* Given instruction: Lines containing the word "Overall" are to be located and copied.

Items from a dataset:
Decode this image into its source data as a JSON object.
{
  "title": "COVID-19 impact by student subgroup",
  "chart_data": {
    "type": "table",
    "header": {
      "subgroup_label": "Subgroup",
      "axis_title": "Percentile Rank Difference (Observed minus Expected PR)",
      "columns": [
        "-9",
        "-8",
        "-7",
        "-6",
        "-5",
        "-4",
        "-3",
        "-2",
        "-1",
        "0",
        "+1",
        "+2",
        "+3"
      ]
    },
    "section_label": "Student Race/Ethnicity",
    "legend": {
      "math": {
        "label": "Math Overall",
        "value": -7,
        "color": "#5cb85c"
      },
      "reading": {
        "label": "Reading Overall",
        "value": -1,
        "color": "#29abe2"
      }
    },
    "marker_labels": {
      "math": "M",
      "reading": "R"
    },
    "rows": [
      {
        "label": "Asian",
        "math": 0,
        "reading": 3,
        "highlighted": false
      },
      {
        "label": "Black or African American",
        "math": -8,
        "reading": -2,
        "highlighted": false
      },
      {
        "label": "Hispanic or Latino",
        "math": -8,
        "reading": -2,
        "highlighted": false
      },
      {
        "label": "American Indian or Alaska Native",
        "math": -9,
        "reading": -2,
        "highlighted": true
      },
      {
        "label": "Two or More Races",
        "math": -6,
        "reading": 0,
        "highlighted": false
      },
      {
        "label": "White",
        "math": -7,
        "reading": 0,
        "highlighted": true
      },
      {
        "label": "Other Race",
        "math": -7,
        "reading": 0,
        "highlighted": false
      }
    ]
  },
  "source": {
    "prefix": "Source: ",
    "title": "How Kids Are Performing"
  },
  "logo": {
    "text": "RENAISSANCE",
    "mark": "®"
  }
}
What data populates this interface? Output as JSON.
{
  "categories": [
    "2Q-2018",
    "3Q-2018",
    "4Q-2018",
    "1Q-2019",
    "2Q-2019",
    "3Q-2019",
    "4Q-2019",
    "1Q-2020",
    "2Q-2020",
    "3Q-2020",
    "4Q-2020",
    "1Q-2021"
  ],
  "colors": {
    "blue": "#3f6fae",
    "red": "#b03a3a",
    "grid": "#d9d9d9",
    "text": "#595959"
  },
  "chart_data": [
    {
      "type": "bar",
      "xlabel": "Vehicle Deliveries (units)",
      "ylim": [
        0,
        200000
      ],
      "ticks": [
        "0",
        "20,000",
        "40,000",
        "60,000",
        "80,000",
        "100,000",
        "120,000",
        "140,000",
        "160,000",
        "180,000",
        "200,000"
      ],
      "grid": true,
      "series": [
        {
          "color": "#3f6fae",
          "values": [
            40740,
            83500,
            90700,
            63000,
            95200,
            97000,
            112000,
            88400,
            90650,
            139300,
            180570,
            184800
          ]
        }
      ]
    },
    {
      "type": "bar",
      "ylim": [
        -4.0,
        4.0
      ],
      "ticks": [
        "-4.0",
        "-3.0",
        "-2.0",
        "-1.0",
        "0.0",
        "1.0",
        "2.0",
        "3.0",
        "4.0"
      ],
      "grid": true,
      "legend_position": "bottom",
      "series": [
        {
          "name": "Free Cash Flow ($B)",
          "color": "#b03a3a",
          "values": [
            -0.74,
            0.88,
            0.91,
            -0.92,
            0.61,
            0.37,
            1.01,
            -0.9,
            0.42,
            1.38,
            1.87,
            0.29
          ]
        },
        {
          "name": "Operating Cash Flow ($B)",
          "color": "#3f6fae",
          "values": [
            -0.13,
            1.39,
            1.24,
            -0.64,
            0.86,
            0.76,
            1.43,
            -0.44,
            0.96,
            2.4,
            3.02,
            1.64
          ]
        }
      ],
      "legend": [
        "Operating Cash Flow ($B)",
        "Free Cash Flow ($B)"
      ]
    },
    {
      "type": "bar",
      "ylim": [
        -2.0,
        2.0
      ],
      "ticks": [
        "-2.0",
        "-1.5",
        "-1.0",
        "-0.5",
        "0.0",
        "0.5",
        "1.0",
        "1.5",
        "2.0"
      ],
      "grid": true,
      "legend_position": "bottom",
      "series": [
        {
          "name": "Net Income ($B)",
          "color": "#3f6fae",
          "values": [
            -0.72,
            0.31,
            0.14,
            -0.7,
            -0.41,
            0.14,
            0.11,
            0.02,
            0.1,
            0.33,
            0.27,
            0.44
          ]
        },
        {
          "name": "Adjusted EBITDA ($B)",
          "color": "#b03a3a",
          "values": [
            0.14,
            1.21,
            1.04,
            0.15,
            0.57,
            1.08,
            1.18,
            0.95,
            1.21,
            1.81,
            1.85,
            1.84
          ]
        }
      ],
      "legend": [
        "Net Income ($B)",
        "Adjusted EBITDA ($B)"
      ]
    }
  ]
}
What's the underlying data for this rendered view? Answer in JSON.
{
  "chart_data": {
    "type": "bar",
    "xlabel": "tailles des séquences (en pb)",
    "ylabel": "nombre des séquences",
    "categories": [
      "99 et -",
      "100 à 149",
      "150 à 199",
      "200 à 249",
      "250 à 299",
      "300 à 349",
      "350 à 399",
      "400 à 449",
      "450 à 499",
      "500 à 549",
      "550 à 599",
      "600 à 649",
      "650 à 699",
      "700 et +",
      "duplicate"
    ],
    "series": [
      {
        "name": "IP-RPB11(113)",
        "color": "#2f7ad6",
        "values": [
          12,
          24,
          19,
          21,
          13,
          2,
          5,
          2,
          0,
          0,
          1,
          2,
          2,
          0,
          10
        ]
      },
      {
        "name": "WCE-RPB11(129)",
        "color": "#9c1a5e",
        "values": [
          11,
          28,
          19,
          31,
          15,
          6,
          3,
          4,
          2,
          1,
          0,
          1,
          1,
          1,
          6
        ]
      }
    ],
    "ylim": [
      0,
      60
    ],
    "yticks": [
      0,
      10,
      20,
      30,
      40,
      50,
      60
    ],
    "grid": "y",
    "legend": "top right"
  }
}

* Result for this task:
        "label": "Math Overall",
        "label": "Reading Overall",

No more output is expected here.